__Request__
Give the count of lines containing the string "плотности", with no other output.

[Stored data entries]

------------------------------------

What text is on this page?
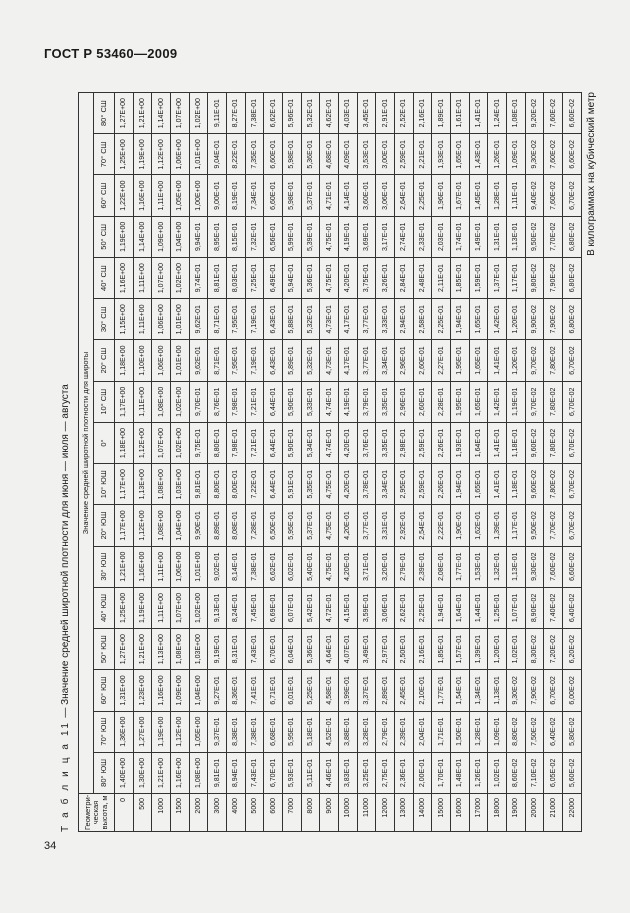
ГОСТ Р 53460—2009
Т а б л и ц а 11 — Значение средней широтной плотности для июня — июля — августа
Геометри-ческая высота, м	Значение средней широтной плотности для широты																
	80° ЮШ	70° ЮШ	60° ЮШ	50° ЮШ	40° ЮШ	30° ЮШ	20° ЮШ	10° ЮШ	0°	10° СШ	20° СШ	30° СШ	40° СШ	50° СШ	60° СШ	70° СШ	80° СШ
0	1,40E+00	1,36E+00	1,31E+00	1,27E+00	1,25E+00	1,21E+00	1,17E+00	1,17E+00	1,18E+00	1,17E+00	1,18E+00	1,15E+00	1,16E+00	1,19E+00	1,22E+00	1,25E+00	1,27E+00
500	1,30E+00	1,27E+00	1,23E+00	1,21E+00	1,19E+00	1,16E+00	1,12E+00	1,13E+00	1,12E+00	1,11E+00	1,10E+00	1,11E+00	1,11E+00	1,14E+00	1,16E+00	1,19E+00	1,21E+00
1000	1,21E+00	1,19E+00	1,16E+00	1,13E+00	1,11E+00	1,11E+00	1,08E+00	1,08E+00	1,07E+00	1,08E+00	1,06E+00	1,06E+00	1,07E+00	1,09E+00	1,11E+00	1,12E+00	1,14E+00
1500	1,16E+00	1,12E+00	1,09E+00	1,08E+00	1,07E+00	1,06E+00	1,04E+00	1,03E+00	1,02E+00	1,02E+00	1,01E+00	1,01E+00	1,02E+00	1,04E+00	1,05E+00	1,06E+00	1,07E+00
2000	1,08E+00	1,05E+00	1,04E+00	1,03E+00	1,02E+00	1,01E+00	9,90E-01	9,81E-01	9,75E-01	9,70E-01	9,62E-01	9,62E-01	9,74E-01	9,94E-01	1,00E+00	1,01E+00	1,02E+00
3000	9,81E-01	9,37E-01	9,27E-01	9,19E-01	9,13E-01	9,02E-01	8,89E-01	8,80E-01	8,80E-01	8,76E-01	8,71E-01	8,71E-01	8,81E-01	8,95E-01	9,00E-01	9,04E-01	9,11E-01
4000	8,94E-01	8,38E-01	8,36E-01	8,31E-01	8,24E-01	8,14E-01	8,08E-01	8,00E-01	7,98E-01	7,98E-01	7,95E-01	7,95E-01	8,03E-01	8,15E-01	8,19E-01	8,22E-01	8,27E-01
5000	7,43E-01	7,38E-01	7,41E-01	7,43E-01	7,45E-01	7,38E-01	7,28E-01	7,22E-01	7,21E-01	7,21E-01	7,19E-01	7,19E-01	7,25E-01	7,32E-01	7,34E-01	7,35E-01	7,38E-01
6000	6,70E-01	6,68E-01	6,71E-01	6,70E-01	6,69E-01	6,62E-01	6,50E-01	6,44E-01	6,44E-01	6,44E-01	6,43E-01	6,43E-01	6,49E-01	6,56E-01	6,60E-01	6,60E-01	6,62E-01
7000	5,93E-01	5,95E-01	6,01E-01	6,04E-01	6,07E-01	6,02E-01	5,95E-01	5,91E-01	5,90E-01	5,90E-01	5,89E-01	5,88E-01	5,94E-01	5,99E-01	5,98E-01	5,98E-01	5,96E-01
8000	5,11E-01	5,18E-01	5,25E-01	5,36E-01	5,42E-01	5,40E-01	5,37E-01	5,35E-01	5,34E-01	5,33E-01	5,32E-01	5,32E-01	5,36E-01	5,39E-01	5,37E-01	5,36E-01	5,32E-01
9000	4,46E-01	4,52E-01	4,58E-01	4,64E-01	4,72E-01	4,75E-01	4,75E-01	4,75E-01	4,74E-01	4,74E-01	4,73E-01	4,73E-01	4,75E-01	4,75E-01	4,71E-01	4,68E-01	4,62E-01
10000	3,83E-01	3,88E-01	3,99E-01	4,07E-01	4,15E-01	4,20E-01	4,20E-01	4,20E-01	4,20E-01	4,19E-01	4,17E-01	4,17E-01	4,20E-01	4,19E-01	4,14E-01	4,09E-01	4,03E-01
11000	3,25E-01	3,28E-01	3,37E-01	3,49E-01	3,59E-01	3,71E-01	3,77E-01	3,78E-01	3,76E-01	3,79E-01	3,77E-01	3,77E-01	3,75E-01	3,69E-01	3,60E-01	3,53E-01	3,45E-01
12000	2,75E-01	2,79E-01	2,89E-01	2,97E-01	3,06E-01	3,20E-01	3,31E-01	3,34E-01	3,35E-01	3,35E-01	3,34E-01	3,33E-01	3,26E-01	3,17E-01	3,06E-01	3,00E-01	2,91E-01
13000	2,36E-01	2,39E-01	2,45E-01	2,50E-01	2,62E-01	2,79E-01	2,92E-01	2,95E-01	2,98E-01	2,96E-01	2,96E-01	2,94E-01	2,84E-01	2,74E-01	2,64E-01	2,59E-01	2,52E-01
14000	2,00E-01	2,04E-01	2,10E-01	2,16E-01	2,25E-01	2,39E-01	2,54E-01	2,59E-01	2,59E-01	2,60E-01	2,60E-01	2,58E-01	2,48E-01	2,33E-01	2,25E-01	2,21E-01	2,16E-01
15000	1,70E-01	1,71E-01	1,77E-01	1,85E-01	1,94E-01	2,08E-01	2,22E-01	2,26E-01	2,26E-01	2,28E-01	2,27E-01	2,25E-01	2,11E-01	2,03E-01	1,96E-01	1,93E-01	1,89E-01
16000	1,48E-01	1,50E-01	1,54E-01	1,57E-01	1,64E-01	1,77E-01	1,90E-01	1,94E-01	1,93E-01	1,95E-01	1,95E-01	1,94E-01	1,85E-01	1,74E-01	1,67E-01	1,65E-01	1,61E-01
17000	1,26E-01	1,28E-01	1,34E-01	1,39E-01	1,44E-01	1,53E-01	1,62E-01	1,65E-01	1,64E-01	1,65E-01	1,65E-01	1,65E-01	1,59E-01	1,49E-01	1,45E-01	1,43E-01	1,41E-01
18000	1,02E-01	1,09E-01	1,13E-01	1,20E-01	1,25E-01	1,32E-01	1,39E-01	1,41E-01	1,41E-01	1,42E-01	1,41E-01	1,42E-01	1,37E-01	1,31E-01	1,28E-01	1,26E-01	1,24E-01
19000	8,60E-02	8,80E-02	9,30E-02	1,02E-01	1,07E-01	1,13E-01	1,17E-01	1,18E-01	1,18E-01	1,19E-01	1,20E-01	1,20E-01	1,17E-01	1,13E-01	1,11E-01	1,09E-01	1,08E-01
20000	7,10E-02	7,50E-02	7,90E-02	8,30E-02	8,90E-02	9,30E-02	9,50E-02	9,60E-02	9,60E-02	9,70E-02	9,70E-02	9,90E-02	9,80E-02	9,50E-02	9,40E-02	9,30E-02	9,20E-02
21000	6,05E-02	6,40E-02	6,70E-02	7,20E-02	7,40E-02	7,60E-02	7,70E-02	7,80E-02	7,80E-02	7,80E-02	7,80E-02	7,90E-02	7,90E-02	7,70E-02	7,60E-02	7,60E-02	7,60E-02
22000	5,60E-02	5,80E-02	6,00E-02	6,20E-02	6,40E-02	6,60E-02	6,70E-02	6,70E-02	6,70E-02	6,70E-02	6,70E-02	6,80E-02	6,80E-02	6,80E-02	6,70E-02	6,60E-02	6,60E-02 В килограммах на кубический метр
34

------------------------------------

__Answer for this exercise__
2